Stated exercise: Scan the entries below and extract each line with the word "Scotland" in it.

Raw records

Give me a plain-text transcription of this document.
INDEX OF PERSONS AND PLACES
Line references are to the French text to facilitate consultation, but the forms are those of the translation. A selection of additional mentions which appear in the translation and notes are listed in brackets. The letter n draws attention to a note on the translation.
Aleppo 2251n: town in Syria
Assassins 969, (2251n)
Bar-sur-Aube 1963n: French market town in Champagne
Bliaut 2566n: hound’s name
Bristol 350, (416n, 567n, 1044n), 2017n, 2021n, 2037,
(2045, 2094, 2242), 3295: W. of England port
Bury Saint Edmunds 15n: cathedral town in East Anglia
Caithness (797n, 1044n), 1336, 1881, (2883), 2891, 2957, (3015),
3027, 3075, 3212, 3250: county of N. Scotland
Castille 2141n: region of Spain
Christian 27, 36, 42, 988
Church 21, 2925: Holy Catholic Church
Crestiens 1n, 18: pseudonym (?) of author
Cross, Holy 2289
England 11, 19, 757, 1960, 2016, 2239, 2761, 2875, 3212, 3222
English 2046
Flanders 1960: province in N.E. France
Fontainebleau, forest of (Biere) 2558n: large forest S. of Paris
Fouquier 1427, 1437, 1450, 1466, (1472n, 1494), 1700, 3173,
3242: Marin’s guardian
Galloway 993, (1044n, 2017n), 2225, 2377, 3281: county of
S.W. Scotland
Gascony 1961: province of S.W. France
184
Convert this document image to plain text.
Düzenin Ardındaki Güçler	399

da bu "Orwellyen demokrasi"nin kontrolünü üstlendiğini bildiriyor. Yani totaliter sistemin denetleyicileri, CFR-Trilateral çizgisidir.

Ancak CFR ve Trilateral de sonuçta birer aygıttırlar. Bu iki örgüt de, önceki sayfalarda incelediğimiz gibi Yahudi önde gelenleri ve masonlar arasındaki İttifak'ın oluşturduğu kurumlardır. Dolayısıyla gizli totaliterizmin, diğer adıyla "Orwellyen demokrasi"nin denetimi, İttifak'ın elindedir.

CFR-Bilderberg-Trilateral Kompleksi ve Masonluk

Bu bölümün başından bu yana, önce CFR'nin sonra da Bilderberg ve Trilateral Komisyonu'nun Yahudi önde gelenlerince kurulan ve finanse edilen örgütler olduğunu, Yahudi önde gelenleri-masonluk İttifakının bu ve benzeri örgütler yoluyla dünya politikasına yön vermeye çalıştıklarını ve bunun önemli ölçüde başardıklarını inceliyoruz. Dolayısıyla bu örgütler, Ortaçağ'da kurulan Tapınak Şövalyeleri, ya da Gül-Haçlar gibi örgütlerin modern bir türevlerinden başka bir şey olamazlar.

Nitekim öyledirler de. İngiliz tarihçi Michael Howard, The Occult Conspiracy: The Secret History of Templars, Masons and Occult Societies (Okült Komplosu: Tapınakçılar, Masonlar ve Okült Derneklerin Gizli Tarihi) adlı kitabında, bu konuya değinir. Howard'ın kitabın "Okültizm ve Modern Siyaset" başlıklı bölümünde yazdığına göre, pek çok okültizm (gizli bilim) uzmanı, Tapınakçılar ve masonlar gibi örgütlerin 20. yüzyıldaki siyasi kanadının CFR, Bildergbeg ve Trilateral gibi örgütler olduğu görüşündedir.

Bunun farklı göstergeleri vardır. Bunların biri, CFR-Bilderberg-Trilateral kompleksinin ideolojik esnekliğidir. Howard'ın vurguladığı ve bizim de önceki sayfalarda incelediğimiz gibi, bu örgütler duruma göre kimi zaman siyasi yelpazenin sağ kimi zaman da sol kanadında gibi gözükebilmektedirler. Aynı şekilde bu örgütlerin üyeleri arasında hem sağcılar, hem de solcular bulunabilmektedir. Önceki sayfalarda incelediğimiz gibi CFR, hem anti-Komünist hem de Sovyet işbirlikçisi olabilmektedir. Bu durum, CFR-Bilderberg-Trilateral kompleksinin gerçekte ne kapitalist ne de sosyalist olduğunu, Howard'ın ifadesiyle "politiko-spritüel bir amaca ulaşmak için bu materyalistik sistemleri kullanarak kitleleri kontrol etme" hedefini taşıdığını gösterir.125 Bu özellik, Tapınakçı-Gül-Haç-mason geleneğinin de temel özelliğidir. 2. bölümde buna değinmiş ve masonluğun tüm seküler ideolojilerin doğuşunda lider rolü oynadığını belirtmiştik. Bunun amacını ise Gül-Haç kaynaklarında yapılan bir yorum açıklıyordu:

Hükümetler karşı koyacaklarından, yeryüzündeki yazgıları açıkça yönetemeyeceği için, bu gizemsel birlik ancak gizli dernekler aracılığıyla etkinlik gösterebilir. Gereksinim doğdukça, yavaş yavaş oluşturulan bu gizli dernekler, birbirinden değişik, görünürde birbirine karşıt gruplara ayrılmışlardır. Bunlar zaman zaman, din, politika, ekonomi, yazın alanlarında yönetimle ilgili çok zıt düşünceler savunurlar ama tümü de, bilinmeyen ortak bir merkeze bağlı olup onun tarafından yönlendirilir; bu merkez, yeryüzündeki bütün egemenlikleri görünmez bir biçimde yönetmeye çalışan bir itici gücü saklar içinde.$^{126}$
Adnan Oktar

Written answer:
3027, 3075, 3212, 3250: county of N. Scotland
S.W. Scotland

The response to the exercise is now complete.